== Data records ==

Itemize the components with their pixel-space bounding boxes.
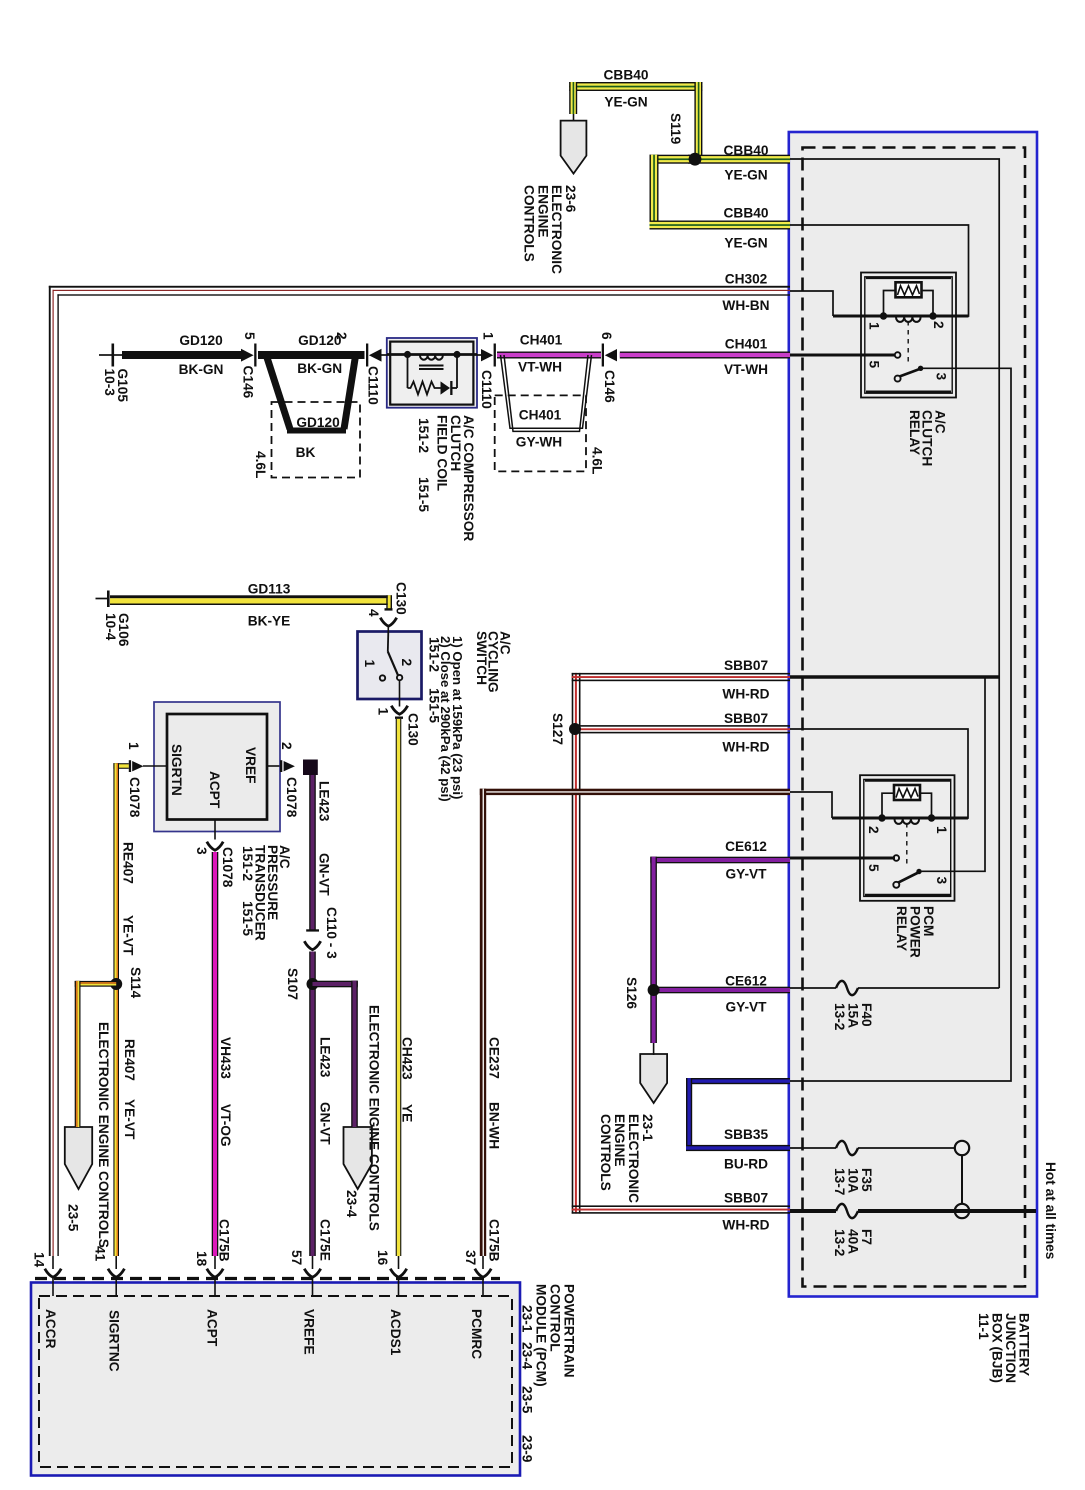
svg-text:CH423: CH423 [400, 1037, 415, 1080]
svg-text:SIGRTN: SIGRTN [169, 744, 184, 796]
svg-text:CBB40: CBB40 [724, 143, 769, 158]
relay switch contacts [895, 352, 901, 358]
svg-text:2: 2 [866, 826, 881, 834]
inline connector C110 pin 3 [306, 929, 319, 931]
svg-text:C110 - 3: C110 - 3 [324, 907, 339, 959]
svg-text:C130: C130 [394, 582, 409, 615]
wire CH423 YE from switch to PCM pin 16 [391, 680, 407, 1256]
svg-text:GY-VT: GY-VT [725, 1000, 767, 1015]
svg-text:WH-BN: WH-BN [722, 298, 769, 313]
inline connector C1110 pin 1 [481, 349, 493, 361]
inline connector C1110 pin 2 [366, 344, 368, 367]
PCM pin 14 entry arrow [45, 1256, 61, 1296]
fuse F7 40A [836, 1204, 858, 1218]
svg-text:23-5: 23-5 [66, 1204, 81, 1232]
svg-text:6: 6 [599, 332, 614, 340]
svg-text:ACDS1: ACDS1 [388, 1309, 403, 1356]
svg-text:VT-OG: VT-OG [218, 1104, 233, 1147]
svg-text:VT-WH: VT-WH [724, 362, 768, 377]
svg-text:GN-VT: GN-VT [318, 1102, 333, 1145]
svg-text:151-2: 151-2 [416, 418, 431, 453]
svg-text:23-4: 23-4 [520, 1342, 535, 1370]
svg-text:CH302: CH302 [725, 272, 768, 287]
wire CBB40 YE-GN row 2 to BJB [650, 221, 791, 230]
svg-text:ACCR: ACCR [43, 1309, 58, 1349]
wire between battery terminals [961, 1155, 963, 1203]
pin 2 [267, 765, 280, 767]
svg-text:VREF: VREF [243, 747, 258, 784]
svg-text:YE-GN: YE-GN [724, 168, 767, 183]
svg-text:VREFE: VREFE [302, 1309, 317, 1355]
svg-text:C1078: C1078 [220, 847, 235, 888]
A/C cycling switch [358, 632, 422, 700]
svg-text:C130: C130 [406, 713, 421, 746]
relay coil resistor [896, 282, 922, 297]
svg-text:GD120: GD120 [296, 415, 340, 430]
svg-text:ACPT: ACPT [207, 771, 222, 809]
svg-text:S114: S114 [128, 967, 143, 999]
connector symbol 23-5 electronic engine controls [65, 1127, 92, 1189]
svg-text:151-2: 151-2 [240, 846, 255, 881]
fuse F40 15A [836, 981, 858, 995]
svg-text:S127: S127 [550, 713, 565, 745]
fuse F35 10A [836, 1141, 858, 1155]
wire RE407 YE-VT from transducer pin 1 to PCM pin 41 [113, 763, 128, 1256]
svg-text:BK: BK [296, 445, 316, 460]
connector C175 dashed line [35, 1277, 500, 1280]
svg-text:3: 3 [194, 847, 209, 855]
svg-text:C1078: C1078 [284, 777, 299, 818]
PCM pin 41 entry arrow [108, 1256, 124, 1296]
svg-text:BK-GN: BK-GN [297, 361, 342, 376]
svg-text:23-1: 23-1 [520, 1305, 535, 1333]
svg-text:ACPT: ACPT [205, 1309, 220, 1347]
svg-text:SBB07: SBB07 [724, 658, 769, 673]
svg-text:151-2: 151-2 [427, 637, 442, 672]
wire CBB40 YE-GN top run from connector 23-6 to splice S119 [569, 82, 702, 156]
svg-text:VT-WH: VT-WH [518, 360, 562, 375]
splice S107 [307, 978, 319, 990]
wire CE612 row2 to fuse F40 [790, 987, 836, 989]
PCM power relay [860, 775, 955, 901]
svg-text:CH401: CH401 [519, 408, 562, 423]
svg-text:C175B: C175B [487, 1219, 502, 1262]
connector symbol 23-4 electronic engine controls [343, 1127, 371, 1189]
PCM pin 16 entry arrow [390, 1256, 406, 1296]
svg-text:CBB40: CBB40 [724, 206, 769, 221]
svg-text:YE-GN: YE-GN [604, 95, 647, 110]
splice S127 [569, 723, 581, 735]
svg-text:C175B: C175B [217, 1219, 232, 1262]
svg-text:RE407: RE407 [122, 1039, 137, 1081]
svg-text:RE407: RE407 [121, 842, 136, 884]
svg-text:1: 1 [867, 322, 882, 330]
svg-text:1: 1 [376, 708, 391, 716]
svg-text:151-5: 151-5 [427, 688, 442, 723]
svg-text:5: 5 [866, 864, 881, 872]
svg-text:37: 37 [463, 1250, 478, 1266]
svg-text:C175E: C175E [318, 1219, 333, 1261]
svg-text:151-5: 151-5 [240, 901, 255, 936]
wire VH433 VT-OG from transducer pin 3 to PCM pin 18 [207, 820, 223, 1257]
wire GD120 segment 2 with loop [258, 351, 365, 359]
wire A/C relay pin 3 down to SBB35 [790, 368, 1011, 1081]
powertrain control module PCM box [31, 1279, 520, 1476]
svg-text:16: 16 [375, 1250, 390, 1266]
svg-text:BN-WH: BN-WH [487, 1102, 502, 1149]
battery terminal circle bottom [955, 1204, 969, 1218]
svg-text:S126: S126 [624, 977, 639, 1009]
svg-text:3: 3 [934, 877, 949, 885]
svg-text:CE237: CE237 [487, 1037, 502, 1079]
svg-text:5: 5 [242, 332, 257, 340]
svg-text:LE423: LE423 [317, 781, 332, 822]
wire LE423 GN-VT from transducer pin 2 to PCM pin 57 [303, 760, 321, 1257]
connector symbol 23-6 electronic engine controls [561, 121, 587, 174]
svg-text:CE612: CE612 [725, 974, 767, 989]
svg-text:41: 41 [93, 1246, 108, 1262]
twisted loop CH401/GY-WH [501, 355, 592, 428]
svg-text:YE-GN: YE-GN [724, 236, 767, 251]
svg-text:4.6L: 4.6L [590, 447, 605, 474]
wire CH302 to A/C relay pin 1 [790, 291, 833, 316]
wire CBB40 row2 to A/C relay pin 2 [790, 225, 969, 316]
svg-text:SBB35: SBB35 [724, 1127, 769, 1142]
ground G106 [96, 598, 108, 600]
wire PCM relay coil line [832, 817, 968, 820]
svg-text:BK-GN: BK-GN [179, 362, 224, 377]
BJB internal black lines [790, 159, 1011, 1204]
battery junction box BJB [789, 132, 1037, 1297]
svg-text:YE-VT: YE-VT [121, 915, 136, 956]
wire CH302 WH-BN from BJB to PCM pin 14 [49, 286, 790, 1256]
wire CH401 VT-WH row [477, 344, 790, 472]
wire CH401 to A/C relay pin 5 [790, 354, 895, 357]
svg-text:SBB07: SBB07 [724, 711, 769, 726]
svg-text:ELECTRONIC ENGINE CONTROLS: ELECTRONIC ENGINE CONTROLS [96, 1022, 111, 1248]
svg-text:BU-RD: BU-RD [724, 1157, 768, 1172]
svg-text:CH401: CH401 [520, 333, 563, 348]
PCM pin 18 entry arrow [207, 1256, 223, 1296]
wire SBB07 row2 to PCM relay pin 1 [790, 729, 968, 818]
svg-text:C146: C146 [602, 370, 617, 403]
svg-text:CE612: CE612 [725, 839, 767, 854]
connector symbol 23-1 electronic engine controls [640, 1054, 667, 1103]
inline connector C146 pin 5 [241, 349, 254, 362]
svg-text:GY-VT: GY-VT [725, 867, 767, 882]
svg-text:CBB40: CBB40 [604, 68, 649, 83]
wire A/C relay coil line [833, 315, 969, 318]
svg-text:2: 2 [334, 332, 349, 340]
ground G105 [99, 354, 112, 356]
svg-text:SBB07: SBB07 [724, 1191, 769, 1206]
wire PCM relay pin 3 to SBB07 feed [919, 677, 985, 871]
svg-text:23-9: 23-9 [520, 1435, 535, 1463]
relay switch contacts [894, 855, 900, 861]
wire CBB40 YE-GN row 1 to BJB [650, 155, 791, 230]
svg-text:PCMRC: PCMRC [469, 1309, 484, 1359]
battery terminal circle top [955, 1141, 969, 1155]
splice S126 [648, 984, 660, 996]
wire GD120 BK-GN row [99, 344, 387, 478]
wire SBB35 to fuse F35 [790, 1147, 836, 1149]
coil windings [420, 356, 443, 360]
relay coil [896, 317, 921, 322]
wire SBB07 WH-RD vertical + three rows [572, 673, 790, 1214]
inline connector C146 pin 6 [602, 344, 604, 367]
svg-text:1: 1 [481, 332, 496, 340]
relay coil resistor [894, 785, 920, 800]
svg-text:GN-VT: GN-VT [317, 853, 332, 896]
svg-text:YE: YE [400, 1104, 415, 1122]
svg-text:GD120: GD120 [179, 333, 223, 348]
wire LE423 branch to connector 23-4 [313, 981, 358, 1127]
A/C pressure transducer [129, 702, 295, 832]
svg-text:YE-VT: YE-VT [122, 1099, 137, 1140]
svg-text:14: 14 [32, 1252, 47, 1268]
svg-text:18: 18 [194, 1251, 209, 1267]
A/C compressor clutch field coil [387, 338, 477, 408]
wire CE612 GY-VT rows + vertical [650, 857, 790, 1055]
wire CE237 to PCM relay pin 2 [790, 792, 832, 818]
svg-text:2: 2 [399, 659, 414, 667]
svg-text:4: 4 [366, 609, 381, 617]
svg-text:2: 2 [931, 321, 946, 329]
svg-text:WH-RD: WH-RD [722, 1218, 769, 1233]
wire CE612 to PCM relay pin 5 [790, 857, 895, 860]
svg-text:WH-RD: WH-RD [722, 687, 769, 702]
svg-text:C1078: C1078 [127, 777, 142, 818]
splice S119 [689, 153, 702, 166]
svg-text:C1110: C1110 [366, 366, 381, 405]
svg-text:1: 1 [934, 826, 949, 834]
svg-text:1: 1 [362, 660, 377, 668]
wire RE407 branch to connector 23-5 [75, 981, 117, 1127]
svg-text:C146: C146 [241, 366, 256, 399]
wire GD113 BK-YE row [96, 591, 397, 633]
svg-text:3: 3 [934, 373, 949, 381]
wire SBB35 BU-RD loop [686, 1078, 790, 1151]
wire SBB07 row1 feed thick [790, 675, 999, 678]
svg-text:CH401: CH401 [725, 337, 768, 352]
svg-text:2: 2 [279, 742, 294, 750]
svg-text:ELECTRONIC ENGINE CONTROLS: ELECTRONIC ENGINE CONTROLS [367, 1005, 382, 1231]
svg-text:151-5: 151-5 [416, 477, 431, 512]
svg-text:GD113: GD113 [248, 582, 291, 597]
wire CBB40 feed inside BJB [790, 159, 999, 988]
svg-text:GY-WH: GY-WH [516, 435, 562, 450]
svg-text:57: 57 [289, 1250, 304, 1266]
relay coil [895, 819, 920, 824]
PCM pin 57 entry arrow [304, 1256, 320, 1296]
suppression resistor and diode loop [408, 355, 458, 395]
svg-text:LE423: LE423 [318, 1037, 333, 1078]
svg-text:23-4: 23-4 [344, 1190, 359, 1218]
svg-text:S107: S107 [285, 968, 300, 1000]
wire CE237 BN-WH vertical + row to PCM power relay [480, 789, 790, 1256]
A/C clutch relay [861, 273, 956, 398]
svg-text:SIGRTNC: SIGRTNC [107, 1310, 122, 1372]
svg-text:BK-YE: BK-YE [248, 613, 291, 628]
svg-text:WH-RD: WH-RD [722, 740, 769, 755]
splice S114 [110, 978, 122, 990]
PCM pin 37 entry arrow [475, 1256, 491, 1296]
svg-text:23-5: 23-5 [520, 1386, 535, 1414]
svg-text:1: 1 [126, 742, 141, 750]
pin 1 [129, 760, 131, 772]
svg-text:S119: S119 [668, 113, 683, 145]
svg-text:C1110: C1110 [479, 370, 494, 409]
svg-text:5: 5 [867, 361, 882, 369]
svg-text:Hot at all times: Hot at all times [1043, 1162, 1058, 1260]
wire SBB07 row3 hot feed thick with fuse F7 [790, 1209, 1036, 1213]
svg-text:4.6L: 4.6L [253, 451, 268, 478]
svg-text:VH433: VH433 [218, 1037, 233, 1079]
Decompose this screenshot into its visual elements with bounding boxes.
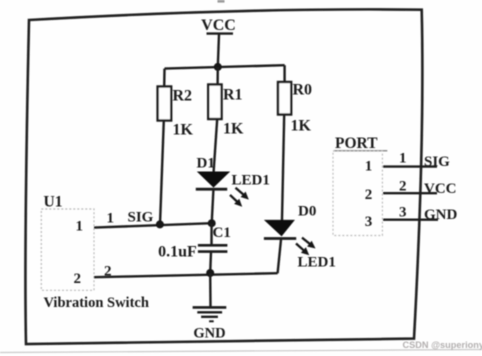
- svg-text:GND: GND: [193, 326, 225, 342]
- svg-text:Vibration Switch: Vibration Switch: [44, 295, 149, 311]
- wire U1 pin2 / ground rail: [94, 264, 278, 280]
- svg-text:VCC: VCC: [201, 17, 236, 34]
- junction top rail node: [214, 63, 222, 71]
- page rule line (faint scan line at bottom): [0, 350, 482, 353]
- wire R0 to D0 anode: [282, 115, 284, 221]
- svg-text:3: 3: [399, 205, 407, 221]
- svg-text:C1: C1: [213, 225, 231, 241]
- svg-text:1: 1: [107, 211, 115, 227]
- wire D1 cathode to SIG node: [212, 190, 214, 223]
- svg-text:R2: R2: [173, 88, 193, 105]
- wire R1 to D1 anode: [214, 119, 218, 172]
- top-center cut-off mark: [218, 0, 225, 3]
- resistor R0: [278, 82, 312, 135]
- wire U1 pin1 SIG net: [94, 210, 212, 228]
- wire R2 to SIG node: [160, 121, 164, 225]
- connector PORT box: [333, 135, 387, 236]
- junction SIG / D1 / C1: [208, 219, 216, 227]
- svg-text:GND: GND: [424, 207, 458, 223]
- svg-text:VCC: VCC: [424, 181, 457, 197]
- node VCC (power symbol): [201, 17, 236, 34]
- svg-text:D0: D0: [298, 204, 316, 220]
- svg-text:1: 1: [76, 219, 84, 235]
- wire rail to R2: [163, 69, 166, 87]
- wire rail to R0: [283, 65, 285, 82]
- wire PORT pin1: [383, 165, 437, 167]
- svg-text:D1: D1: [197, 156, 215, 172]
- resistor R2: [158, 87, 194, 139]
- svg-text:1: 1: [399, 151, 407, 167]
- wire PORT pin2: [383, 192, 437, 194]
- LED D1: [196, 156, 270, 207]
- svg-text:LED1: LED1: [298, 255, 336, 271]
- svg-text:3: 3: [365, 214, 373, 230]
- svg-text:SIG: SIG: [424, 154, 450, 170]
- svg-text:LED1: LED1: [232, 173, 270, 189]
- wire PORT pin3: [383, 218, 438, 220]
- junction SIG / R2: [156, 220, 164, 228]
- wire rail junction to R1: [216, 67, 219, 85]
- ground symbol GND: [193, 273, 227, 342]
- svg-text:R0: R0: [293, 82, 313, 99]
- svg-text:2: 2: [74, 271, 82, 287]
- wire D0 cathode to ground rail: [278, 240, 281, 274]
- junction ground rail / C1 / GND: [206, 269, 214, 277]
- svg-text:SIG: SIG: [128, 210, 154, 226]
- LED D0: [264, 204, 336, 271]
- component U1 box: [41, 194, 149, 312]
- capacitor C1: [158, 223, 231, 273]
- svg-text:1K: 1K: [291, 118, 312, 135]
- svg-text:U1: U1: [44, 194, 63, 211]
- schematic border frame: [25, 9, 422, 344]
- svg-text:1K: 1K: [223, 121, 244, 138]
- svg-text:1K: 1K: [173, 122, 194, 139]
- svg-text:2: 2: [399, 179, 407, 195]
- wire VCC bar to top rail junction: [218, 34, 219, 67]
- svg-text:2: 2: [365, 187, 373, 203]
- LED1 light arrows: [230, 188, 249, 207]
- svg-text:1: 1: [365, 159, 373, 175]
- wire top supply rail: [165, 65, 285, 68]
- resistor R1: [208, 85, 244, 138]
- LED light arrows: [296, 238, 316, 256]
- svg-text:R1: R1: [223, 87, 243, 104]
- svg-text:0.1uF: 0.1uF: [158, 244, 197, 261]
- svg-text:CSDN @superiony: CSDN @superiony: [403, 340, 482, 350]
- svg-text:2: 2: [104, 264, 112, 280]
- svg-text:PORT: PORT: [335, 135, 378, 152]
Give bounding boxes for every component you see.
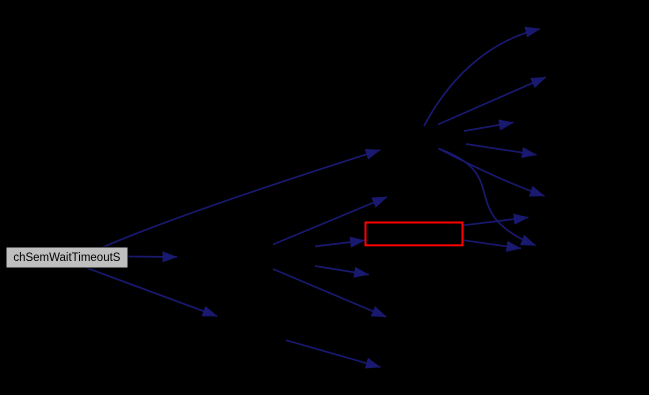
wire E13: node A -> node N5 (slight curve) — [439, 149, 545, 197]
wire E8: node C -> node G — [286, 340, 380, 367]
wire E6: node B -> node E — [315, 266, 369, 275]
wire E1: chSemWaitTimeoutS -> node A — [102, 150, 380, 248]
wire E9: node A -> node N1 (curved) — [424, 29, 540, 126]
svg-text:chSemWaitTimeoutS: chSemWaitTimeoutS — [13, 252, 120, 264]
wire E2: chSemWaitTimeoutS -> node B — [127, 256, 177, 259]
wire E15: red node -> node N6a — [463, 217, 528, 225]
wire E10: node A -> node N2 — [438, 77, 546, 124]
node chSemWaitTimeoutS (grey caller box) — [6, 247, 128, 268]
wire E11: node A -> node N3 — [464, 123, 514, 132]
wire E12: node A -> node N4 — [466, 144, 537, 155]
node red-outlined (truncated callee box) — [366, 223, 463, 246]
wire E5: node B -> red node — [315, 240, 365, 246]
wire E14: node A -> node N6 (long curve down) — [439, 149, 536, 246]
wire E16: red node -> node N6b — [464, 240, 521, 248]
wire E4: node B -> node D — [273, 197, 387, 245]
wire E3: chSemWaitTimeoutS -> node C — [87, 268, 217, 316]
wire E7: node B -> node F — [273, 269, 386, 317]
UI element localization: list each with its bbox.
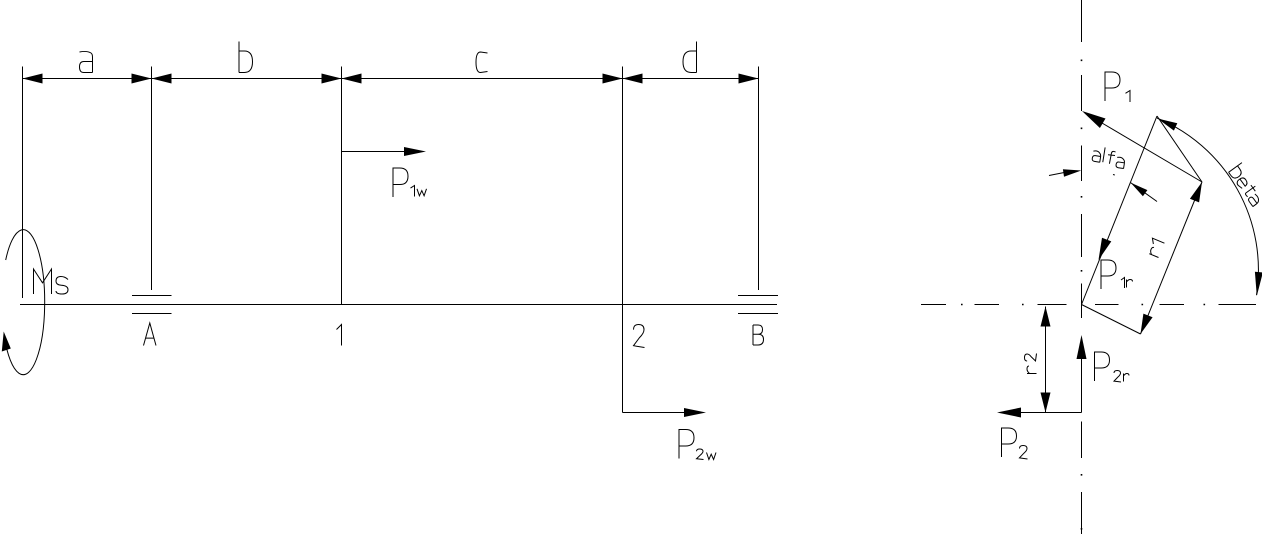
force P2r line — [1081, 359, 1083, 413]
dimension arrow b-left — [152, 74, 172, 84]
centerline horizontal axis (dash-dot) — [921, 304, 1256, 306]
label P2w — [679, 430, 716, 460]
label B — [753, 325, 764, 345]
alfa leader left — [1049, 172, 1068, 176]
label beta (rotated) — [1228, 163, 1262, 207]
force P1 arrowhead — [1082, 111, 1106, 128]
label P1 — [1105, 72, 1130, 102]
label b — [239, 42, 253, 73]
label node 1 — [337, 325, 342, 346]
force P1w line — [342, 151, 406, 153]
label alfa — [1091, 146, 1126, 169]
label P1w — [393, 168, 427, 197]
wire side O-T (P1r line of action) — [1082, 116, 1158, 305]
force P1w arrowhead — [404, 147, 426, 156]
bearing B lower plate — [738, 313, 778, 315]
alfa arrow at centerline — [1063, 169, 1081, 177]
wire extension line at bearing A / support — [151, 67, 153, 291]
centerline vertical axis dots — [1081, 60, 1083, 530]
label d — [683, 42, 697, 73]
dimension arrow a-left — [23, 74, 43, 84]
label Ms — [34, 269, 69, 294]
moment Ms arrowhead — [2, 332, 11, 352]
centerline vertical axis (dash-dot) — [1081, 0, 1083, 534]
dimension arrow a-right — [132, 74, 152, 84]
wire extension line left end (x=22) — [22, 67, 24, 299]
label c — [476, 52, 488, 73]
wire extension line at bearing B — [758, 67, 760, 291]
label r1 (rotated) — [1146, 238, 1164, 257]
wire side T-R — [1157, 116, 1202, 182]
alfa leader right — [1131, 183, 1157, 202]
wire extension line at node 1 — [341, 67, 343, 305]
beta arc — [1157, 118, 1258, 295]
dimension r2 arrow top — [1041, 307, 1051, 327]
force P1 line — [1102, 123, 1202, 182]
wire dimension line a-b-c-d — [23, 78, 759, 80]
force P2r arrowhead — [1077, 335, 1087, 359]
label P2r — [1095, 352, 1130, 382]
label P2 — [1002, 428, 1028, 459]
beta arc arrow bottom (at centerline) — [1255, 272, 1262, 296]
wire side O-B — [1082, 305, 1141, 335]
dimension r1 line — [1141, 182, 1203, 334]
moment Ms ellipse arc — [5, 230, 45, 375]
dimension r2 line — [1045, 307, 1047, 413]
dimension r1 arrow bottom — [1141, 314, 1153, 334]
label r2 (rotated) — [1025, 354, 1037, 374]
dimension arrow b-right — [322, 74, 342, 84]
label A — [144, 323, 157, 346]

== Aim ==
Could you rewrite the material from the line with "svg-text:CH423: CH423 [400, 1037, 415, 1080]" to the line with "svg-text:C130: C130 [394, 582, 409, 615]", putting "C112" in place of "C110" and keeping everything else the same?

== Complete answer ==
svg-text:CH423: CH423 [400, 1037, 415, 1080]
svg-text:SIGRTN: SIGRTN [169, 744, 184, 796]
svg-text:CBB40: CBB40 [724, 143, 769, 158]
relay switch contacts [895, 352, 901, 358]
svg-text:2: 2 [866, 826, 881, 834]
inline connector C112 pin 3 [306, 929, 319, 931]
svg-text:C112 - 3: C112 - 3 [324, 907, 339, 959]
svg-text:C130: C130 [394, 582, 409, 615]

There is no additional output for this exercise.